** The input **

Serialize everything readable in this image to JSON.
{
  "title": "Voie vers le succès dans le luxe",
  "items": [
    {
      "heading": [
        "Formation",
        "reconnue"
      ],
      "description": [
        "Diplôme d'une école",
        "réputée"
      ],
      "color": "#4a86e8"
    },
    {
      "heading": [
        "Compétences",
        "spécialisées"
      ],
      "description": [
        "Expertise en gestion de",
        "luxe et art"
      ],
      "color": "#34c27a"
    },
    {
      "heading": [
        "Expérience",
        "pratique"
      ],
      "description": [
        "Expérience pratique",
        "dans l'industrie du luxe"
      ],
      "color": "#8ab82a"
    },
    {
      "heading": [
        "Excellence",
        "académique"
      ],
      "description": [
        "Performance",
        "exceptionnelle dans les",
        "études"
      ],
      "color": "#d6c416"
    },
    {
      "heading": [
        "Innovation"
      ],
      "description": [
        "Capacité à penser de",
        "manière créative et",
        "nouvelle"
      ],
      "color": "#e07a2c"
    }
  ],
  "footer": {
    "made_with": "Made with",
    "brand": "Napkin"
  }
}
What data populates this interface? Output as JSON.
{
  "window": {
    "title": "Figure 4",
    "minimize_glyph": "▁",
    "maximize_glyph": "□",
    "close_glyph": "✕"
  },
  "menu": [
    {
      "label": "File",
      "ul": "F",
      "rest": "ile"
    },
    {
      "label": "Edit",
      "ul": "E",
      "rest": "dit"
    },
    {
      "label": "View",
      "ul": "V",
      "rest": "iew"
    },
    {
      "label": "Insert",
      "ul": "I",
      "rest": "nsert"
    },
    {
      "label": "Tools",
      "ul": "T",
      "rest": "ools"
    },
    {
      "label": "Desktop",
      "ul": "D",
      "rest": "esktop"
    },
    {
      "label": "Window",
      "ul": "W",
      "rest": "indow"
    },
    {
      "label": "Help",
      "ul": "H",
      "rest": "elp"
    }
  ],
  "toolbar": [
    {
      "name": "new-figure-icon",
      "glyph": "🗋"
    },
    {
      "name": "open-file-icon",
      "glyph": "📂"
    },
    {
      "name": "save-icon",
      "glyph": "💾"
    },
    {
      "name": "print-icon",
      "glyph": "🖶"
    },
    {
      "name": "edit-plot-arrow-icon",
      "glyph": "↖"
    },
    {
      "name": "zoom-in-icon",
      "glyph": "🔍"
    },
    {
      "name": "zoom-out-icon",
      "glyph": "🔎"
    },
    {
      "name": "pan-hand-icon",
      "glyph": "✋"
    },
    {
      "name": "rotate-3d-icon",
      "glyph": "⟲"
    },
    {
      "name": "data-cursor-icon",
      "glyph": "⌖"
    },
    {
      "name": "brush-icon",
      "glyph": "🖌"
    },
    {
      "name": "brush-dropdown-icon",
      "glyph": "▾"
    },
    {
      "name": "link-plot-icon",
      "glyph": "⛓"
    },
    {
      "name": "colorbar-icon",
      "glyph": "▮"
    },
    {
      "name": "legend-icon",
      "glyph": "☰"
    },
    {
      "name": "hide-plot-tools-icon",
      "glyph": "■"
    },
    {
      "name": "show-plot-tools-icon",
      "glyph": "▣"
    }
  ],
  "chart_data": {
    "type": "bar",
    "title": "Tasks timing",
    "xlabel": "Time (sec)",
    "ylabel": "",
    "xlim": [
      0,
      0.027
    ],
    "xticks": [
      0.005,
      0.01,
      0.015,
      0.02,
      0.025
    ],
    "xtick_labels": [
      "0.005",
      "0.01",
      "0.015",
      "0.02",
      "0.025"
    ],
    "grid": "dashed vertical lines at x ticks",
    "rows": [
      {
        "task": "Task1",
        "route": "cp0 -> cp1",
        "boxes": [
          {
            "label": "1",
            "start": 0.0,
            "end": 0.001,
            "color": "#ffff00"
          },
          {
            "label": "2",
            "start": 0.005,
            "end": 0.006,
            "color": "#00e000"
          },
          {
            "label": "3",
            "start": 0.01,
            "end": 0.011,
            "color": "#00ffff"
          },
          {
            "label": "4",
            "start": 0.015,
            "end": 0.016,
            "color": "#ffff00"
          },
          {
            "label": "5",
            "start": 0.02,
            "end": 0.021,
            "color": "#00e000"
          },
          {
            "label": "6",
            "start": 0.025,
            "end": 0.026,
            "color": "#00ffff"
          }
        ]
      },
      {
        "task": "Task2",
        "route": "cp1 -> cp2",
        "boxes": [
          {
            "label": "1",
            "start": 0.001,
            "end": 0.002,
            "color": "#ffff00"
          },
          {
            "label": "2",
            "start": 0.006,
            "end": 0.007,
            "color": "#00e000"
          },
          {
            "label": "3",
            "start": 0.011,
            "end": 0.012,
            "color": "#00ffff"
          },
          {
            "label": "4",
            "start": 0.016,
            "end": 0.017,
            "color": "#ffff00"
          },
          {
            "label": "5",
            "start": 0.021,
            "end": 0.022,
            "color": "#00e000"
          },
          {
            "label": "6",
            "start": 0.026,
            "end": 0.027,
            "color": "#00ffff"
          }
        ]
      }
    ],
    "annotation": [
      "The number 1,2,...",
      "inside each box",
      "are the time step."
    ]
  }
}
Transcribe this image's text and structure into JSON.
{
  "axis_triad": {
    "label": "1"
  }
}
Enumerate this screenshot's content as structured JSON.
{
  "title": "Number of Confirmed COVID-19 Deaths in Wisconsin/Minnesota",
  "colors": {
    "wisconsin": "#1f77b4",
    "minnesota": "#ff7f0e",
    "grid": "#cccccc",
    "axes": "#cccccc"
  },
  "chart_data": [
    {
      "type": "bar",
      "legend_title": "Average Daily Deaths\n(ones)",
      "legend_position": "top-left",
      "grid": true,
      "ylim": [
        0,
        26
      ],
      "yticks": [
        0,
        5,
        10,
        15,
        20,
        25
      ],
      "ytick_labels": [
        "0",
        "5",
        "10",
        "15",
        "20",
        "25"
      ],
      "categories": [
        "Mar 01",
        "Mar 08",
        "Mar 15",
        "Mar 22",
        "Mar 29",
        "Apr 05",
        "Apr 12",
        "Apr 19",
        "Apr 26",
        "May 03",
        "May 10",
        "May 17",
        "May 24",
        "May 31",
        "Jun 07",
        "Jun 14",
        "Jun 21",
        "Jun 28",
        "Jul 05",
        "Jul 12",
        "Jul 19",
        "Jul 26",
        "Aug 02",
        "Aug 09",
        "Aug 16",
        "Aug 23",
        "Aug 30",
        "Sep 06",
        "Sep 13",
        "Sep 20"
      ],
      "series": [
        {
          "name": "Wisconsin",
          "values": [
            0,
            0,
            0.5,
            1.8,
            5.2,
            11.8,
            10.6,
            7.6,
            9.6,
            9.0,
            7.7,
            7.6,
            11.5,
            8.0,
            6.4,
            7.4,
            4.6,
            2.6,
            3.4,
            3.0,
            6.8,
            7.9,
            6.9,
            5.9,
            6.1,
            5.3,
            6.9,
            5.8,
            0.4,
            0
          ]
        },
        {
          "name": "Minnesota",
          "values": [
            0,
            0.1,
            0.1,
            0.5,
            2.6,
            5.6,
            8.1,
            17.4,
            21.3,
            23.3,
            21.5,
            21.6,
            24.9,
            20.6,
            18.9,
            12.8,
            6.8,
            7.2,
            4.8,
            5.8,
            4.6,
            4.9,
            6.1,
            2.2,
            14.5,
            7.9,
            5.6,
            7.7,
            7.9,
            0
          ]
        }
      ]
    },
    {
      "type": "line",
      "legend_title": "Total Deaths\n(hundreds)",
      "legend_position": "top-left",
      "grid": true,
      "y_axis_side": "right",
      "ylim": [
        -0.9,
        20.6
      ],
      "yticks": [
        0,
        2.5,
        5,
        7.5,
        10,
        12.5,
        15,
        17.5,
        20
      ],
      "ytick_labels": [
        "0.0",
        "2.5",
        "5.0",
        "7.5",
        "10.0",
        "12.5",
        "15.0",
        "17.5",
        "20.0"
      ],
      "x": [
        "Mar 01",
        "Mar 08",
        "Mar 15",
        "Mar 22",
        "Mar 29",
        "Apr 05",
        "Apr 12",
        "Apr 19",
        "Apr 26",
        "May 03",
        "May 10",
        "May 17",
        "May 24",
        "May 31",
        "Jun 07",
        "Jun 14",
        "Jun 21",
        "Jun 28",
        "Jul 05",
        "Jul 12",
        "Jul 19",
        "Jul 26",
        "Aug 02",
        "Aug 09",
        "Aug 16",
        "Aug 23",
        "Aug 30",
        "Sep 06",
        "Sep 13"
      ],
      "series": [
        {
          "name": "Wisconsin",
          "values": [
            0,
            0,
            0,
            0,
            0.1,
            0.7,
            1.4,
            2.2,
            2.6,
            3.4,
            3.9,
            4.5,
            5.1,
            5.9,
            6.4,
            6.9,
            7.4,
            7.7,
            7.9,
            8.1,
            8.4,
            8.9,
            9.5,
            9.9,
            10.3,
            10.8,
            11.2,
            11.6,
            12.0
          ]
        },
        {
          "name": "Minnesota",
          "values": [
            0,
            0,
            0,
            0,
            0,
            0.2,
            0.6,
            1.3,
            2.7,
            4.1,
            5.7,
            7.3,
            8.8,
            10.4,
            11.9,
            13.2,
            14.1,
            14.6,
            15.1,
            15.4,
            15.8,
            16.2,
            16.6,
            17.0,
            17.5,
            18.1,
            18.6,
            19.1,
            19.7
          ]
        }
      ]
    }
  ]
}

** What is asked **
From the data above, show each line that contains "rest".

** Reply to the exercise **
      "rest": "ile"
      "rest": "dit"
      "rest": "iew"
      "rest": "nsert"
      "rest": "ools"
      "rest": "esktop"
      "rest": "indow"
      "rest": "elp"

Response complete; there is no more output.